** STATED EXERCISE **
Output all the entries word for word. Omit the pictures.

** RECORDS SUPPLIED **
::::::
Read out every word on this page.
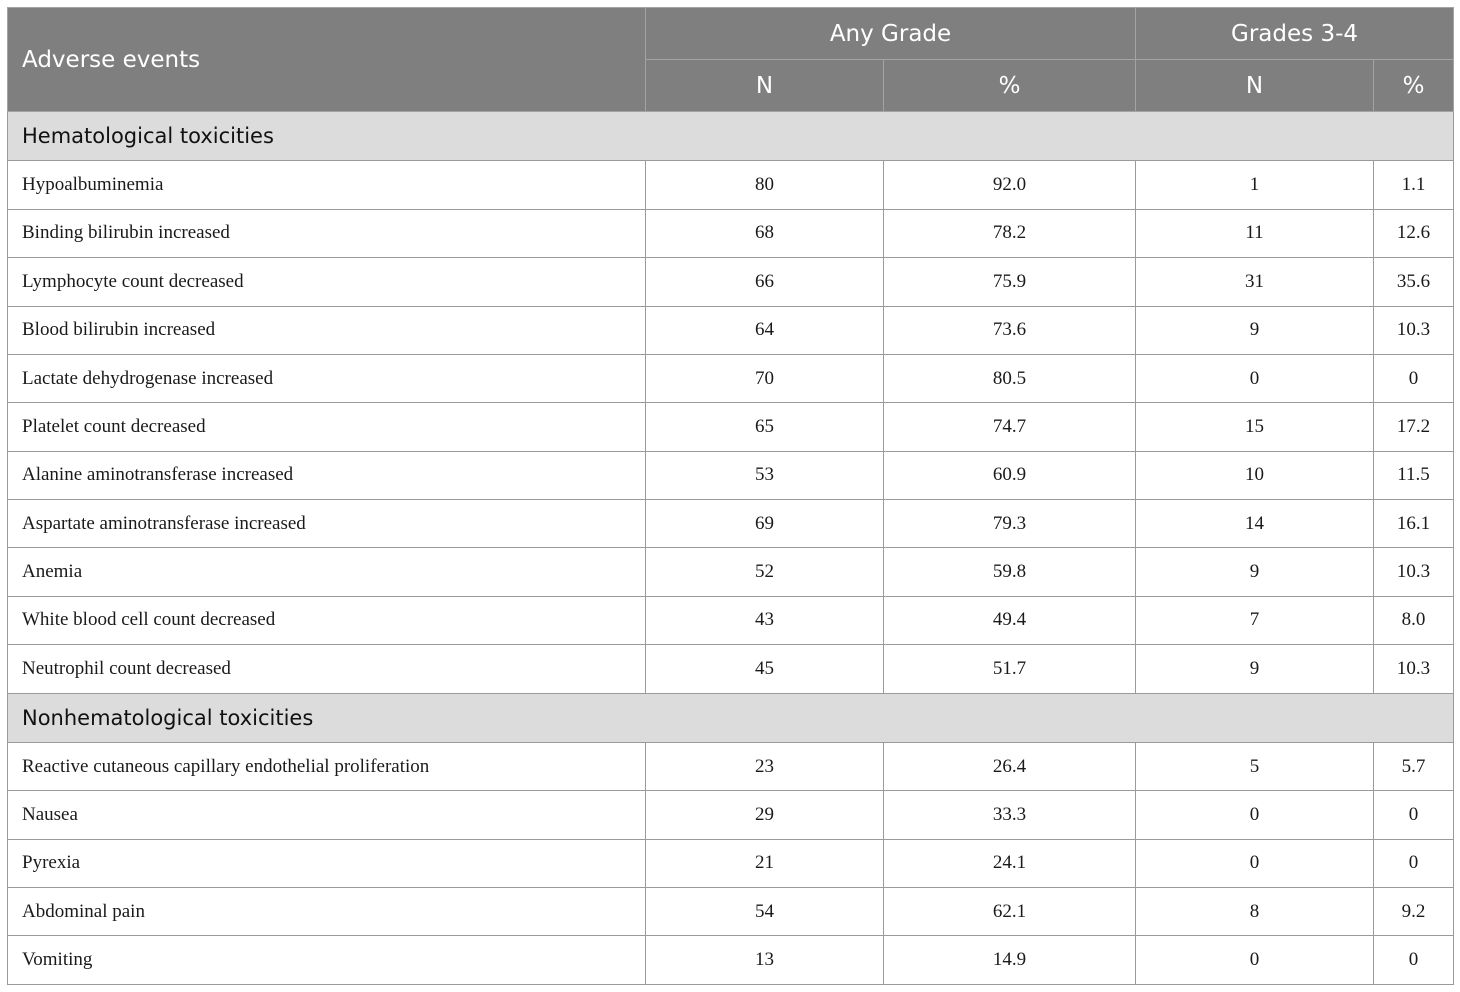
Adverse events	Any Grade		Grades 3-4	
	N	%	N	%
Hematological toxicities				
Hypoalbuminemia	80	92.0	1	1.1
Binding bilirubin increased	68	78.2	11	12.6
Lymphocyte count decreased	66	75.9	31	35.6
Blood bilirubin increased	64	73.6	9	10.3
Lactate dehydrogenase increased	70	80.5	0	0
Platelet count decreased	65	74.7	15	17.2
Alanine aminotransferase increased	53	60.9	10	11.5
Aspartate aminotransferase increased	69	79.3	14	16.1
Anemia	52	59.8	9	10.3
White blood cell count decreased	43	49.4	7	8.0
Neutrophil count decreased	45	51.7	9	10.3
Nonhematological toxicities				
Reactive cutaneous capillary endothelial proliferation	23	26.4	5	5.7
Nausea	29	33.3	0	0
Pyrexia	21	24.1	0	0
Abdominal pain	54	62.1	8	9.2
Vomiting	13	14.9	0	0
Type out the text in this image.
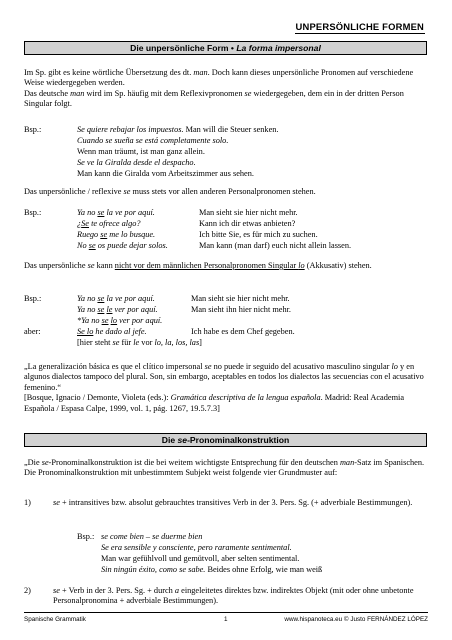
UNPERSÖNLICHE FORMEN
Die unpersönliche Form • La forma impersonal
Im Sp. gibt es keine wörtliche Übersetzung des dt. man. Doch kann dieses unpersönliche Pronomen auf verschiedene Weise wiedergegeben werden.
Das deutsche man wird im Sp. häufig mit dem Reflexivpronomen se wiedergegeben, dem ein in der dritten Person Singular folgt.
Bsp.:	Se quiere rebajar los impuestos. Man will die Steuer senken.
Cuando se sueña se está completamente solo.
Wenn man träumt, ist man ganz allein.
Se ve la Giralda desde el despacho.
Man kann die Giralda vom Arbeitszimmer aus sehen.
Das unpersönliche / reflexive se muss stets vor allen anderen Personalpronomen stehen.
Bsp.:	Ya no se la ve por aquí.	Man sieht sie hier nicht mehr.
¿Se te ofrece algo?	Kann ich dir etwas anbieten?
Ruego se me lo busque.	Ich bitte Sie, es für mich zu suchen.
No se os puede dejar solos.	Man kann (man darf) euch nicht allein lassen.
Das unpersönliche se kann nicht vor dem männlichen Personalpronomen Singular lo (Akkusativ) stehen.
Bsp.:	Ya no se la ve por aquí.	Man sieht sie hier nicht mehr.
Ya no se le ver por aquí.	Man sieht ihn hier nicht mehr.
*Ya no se lo ver por aquí.
aber:	Se lo he dado al jefe.	Ich habe es dem Chef gegeben.
[hier steht se für le vor lo, la, los, las]
„La generalización básica es que el clítico impersonal se no puede ir seguido del acusativo masculino singular lo y en algunos dialectos tampoco del plural. Son, sin embargo, aceptables en todos los dialectos las secuencias con el acusativo femenino.“
[Bosque, Ignacio / Demonte, Violeta (eds.): Gramática descriptiva de la lengua española. Madrid: Real Academia Española / Espasa Calpe, 1999, vol. 1, pág. 1267, 19.5.7.3]
Die se-Pronominalkonstruktion
„Die se-Pronominalkonstruktion ist die bei weitem wichtigste Entsprechung für den deutschen man-Satz im Spanischen. Die Pronominalkonstruktion mit unbestimmtem Subjekt weist folgende vier Grundmuster auf:
1)	se + intransitives bzw. absolut gebrauchtes transitives Verb in der 3. Pers. Sg. (+ adverbiale Bestimmungen).
Bsp.: se come bien – se duerme bien
Se era sensible y consciente, pero raramente sentimental.
Man war gefühlvoll und gemütvoll, aber selten sentimental.
Sin ningún éxito, como se sabe. Beides ohne Erfolg, wie man weiß
2)	se + Verb in der 3. Pers. Sg. + durch a eingeleitetes direktes bzw. indirektes Objekt (mit oder ohne unbetonte Personalpronomina + adverbiale Bestimmungen).
Spanische Grammatik	1	www.hispanoteca.eu © Justo FERNÁNDEZ LÓPEZ
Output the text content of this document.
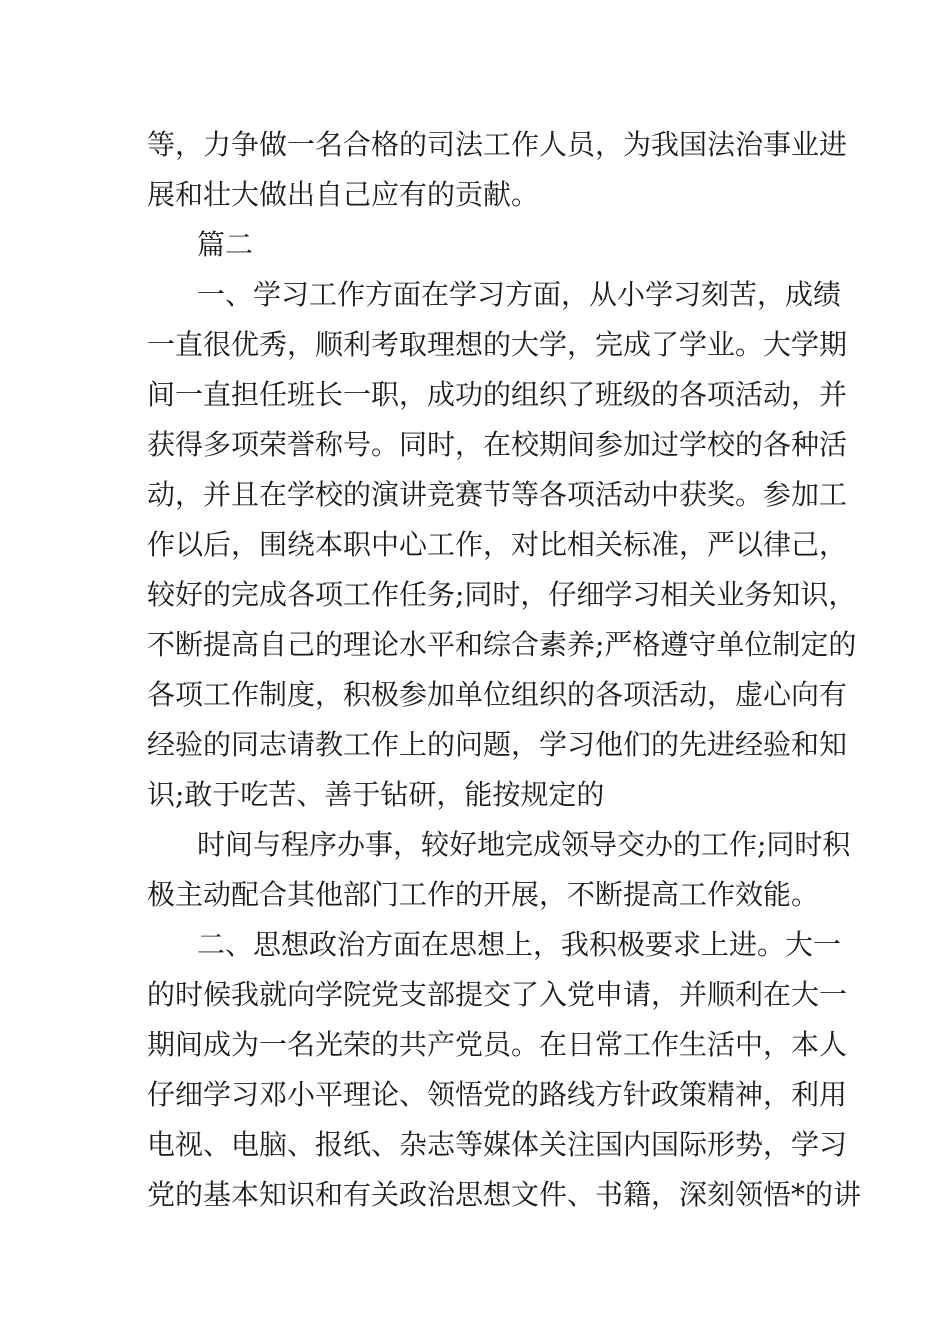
等，力争做一名合格的司法工作人员，为我国法治事业进
展和壮大做出自己应有的贡献。
篇二
一、学习工作方面在学习方面，从小学习刻苦，成绩
一直很优秀，顺利考取理想的大学，完成了学业。大学期
间一直担任班长一职，成功的组织了班级的各项活动，并
获得多项荣誉称号。同时，在校期间参加过学校的各种活
动，并且在学校的演讲竞赛节等各项活动中获奖。参加工
作以后，围绕本职中心工作，对比相关标准，严以律己，
较好的完成各项工作任务;同时，仔细学习相关业务知识，
不断提高自己的理论水平和综合素养;严格遵守单位制定的
各项工作制度，积极参加单位组织的各项活动，虚心向有
经验的同志请教工作上的问题，学习他们的先进经验和知
识;敢于吃苦、善于钻研，能按规定的
时间与程序办事，较好地完成领导交办的工作;同时积
极主动配合其他部门工作的开展，不断提高工作效能。
二、思想政治方面在思想上，我积极要求上进。大一
的时候我就向学院党支部提交了入党申请，并顺利在大一
期间成为一名光荣的共产党员。在日常工作生活中，本人
仔细学习邓小平理论、领悟党的路线方针政策精神，利用
电视、电脑、报纸、杂志等媒体关注国内国际形势，学习
党的基本知识和有关政治思想文件、书籍，深刻领悟*的讲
::::::
** RESULT OF THIS EXERCISE **
Read out every word on this page.
Adverse events	Any Grade		Grades 3-4	
	N	%	N	%
Hematological toxicities				
Hypoalbuminemia	80	92.0	1	1.1
Binding bilirubin increased	68	78.2	11	12.6
Lymphocyte count decreased	66	75.9	31	35.6
Blood bilirubin increased	64	73.6	9	10.3
Lactate dehydrogenase increased	70	80.5	0	0
Platelet count decreased	65	74.7	15	17.2
Alanine aminotransferase increased	53	60.9	10	11.5
Aspartate aminotransferase increased	69	79.3	14	16.1
Anemia	52	59.8	9	10.3
White blood cell count decreased	43	49.4	7	8.0
Neutrophil count decreased	45	51.7	9	10.3
Nonhematological toxicities				
Reactive cutaneous capillary endothelial proliferation	23	26.4	5	5.7
Nausea	29	33.3	0	0
Pyrexia	21	24.1	0	0
Abdominal pain	54	62.1	8	9.2
Vomiting	13	14.9	0	0
Type out the text in this image.
UNPERSÖNLICHE FORMEN
Die unpersönliche Form • La forma impersonal
Im Sp. gibt es keine wörtliche Übersetzung des dt. man. Doch kann dieses unpersönliche Pronomen auf verschiedene Weise wiedergegeben werden.
Das deutsche man wird im Sp. häufig mit dem Reflexivpronomen se wiedergegeben, dem ein in der dritten Person Singular folgt.
Bsp.:	Se quiere rebajar los impuestos. Man will die Steuer senken.
Cuando se sueña se está completamente solo.
Wenn man träumt, ist man ganz allein.
Se ve la Giralda desde el despacho.
Man kann die Giralda vom Arbeitszimmer aus sehen.
Das unpersönliche / reflexive se muss stets vor allen anderen Personalpronomen stehen.
Bsp.:	Ya no se la ve por aquí.	Man sieht sie hier nicht mehr.
¿Se te ofrece algo?	Kann ich dir etwas anbieten?
Ruego se me lo busque.	Ich bitte Sie, es für mich zu suchen.
No se os puede dejar solos.	Man kann (man darf) euch nicht allein lassen.
Das unpersönliche se kann nicht vor dem männlichen Personalpronomen Singular lo (Akkusativ) stehen.
Bsp.:	Ya no se la ve por aquí.	Man sieht sie hier nicht mehr.
Ya no se le ver por aquí.	Man sieht ihn hier nicht mehr.
*Ya no se lo ver por aquí.
aber:	Se lo he dado al jefe.	Ich habe es dem Chef gegeben.
[hier steht se für le vor lo, la, los, las]
„La generalización básica es que el clítico impersonal se no puede ir seguido del acusativo masculino singular lo y en algunos dialectos tampoco del plural. Son, sin embargo, aceptables en todos los dialectos las secuencias con el acusativo femenino.“
[Bosque, Ignacio / Demonte, Violeta (eds.): Gramática descriptiva de la lengua española. Madrid: Real Academia Española / Espasa Calpe, 1999, vol. 1, pág. 1267, 19.5.7.3]
Die se-Pronominalkonstruktion
„Die se-Pronominalkonstruktion ist die bei weitem wichtigste Entsprechung für den deutschen man-Satz im Spanischen. Die Pronominalkonstruktion mit unbestimmtem Subjekt weist folgende vier Grundmuster auf:
1)	se + intransitives bzw. absolut gebrauchtes transitives Verb in der 3. Pers. Sg. (+ adverbiale Bestimmungen).
Bsp.: se come bien – se duerme bien
Se era sensible y consciente, pero raramente sentimental.
Man war gefühlvoll und gemütvoll, aber selten sentimental.
Sin ningún éxito, como se sabe. Beides ohne Erfolg, wie man weiß
2)	se + Verb in der 3. Pers. Sg. + durch a eingeleitetes direktes bzw. indirektes Objekt (mit oder ohne unbetonte Personalpronomina + adverbiale Bestimmungen).
Spanische Grammatik	1	www.hispanoteca.eu © Justo FERNÁNDEZ LÓPEZ
Output the text content of this document.
等，力争做一名合格的司法工作人员，为我国法治事业进
展和壮大做出自己应有的贡献。
篇二
一、学习工作方面在学习方面，从小学习刻苦，成绩
一直很优秀，顺利考取理想的大学，完成了学业。大学期
间一直担任班长一职，成功的组织了班级的各项活动，并
获得多项荣誉称号。同时，在校期间参加过学校的各种活
动，并且在学校的演讲竞赛节等各项活动中获奖。参加工
作以后，围绕本职中心工作，对比相关标准，严以律己，
较好的完成各项工作任务;同时，仔细学习相关业务知识，
不断提高自己的理论水平和综合素养;严格遵守单位制定的
各项工作制度，积极参加单位组织的各项活动，虚心向有
经验的同志请教工作上的问题，学习他们的先进经验和知
识;敢于吃苦、善于钻研，能按规定的
时间与程序办事，较好地完成领导交办的工作;同时积
极主动配合其他部门工作的开展，不断提高工作效能。
二、思想政治方面在思想上，我积极要求上进。大一
的时候我就向学院党支部提交了入党申请，并顺利在大一
期间成为一名光荣的共产党员。在日常工作生活中，本人
仔细学习邓小平理论、领悟党的路线方针政策精神，利用
电视、电脑、报纸、杂志等媒体关注国内国际形势，学习
党的基本知识和有关政治思想文件、书籍，深刻领悟*的讲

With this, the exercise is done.